> [Task]: "text" appears in how many lines of the entries? State only the number.

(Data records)
— BEGIN —

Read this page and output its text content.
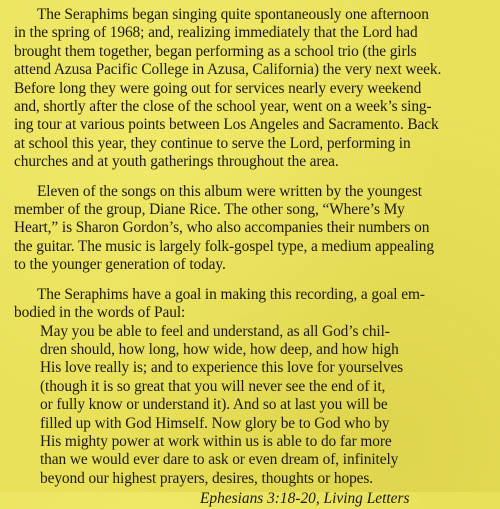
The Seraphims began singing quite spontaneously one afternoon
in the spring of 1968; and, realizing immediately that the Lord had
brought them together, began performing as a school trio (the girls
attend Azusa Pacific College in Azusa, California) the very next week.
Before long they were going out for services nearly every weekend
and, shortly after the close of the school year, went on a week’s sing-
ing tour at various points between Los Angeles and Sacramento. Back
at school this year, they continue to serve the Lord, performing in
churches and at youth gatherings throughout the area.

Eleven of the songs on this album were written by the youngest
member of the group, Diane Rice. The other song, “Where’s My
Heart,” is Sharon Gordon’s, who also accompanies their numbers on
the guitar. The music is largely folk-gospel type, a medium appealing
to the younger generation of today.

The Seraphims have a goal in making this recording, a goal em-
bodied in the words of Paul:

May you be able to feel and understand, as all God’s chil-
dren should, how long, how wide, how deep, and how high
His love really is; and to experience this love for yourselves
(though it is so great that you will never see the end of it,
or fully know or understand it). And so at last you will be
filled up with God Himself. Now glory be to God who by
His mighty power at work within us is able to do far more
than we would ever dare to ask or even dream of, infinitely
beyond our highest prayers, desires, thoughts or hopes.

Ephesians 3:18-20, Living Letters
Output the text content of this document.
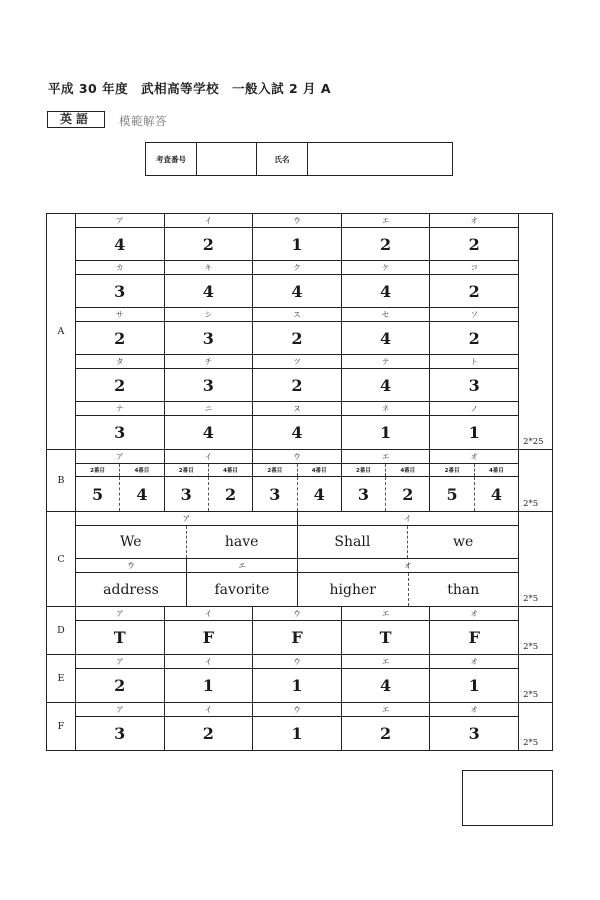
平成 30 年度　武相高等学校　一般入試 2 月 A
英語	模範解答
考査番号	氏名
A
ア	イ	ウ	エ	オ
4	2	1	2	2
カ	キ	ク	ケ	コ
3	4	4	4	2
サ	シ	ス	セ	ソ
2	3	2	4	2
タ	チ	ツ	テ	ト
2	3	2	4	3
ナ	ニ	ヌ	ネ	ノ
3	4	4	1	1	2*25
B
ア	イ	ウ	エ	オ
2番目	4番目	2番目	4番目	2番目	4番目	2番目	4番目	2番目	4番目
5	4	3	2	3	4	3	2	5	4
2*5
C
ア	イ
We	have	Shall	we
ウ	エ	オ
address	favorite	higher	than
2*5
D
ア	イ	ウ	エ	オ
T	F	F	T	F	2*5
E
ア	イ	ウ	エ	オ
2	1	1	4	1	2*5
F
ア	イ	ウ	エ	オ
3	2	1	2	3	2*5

— END —
— BEGIN —

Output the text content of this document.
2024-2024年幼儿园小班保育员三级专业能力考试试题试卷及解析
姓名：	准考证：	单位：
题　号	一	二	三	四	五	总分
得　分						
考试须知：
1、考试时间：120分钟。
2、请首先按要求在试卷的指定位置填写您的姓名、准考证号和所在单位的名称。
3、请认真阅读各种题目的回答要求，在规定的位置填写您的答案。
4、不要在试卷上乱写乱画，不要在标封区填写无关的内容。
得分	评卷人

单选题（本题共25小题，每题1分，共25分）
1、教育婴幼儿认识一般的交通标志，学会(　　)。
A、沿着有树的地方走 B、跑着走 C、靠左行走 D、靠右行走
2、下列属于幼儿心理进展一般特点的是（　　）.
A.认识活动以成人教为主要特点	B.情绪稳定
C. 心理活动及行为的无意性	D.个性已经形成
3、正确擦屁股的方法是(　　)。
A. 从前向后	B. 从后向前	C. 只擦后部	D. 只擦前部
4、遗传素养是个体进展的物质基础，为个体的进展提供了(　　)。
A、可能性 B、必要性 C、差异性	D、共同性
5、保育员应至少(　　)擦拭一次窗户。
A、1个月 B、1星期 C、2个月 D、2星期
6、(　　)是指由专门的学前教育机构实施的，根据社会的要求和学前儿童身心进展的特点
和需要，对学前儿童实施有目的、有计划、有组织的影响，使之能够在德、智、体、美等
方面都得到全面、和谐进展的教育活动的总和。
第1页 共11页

— END —
— BEGIN —

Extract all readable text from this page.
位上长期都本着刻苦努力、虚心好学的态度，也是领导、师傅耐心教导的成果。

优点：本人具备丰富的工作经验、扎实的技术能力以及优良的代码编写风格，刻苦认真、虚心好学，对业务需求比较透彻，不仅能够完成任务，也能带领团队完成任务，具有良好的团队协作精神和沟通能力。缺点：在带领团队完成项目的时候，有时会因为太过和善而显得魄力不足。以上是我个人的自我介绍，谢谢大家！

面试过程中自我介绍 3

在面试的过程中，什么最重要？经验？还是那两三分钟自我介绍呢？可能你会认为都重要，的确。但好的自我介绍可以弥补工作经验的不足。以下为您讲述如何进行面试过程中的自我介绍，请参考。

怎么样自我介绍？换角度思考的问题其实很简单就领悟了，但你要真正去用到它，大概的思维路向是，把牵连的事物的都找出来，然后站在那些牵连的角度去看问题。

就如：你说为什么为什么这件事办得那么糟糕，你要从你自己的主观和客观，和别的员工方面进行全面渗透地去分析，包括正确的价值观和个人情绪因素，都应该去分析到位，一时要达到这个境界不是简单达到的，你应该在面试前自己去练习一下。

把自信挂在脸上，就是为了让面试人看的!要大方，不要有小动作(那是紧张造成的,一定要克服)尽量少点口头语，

— END —

> [Expected output]: 4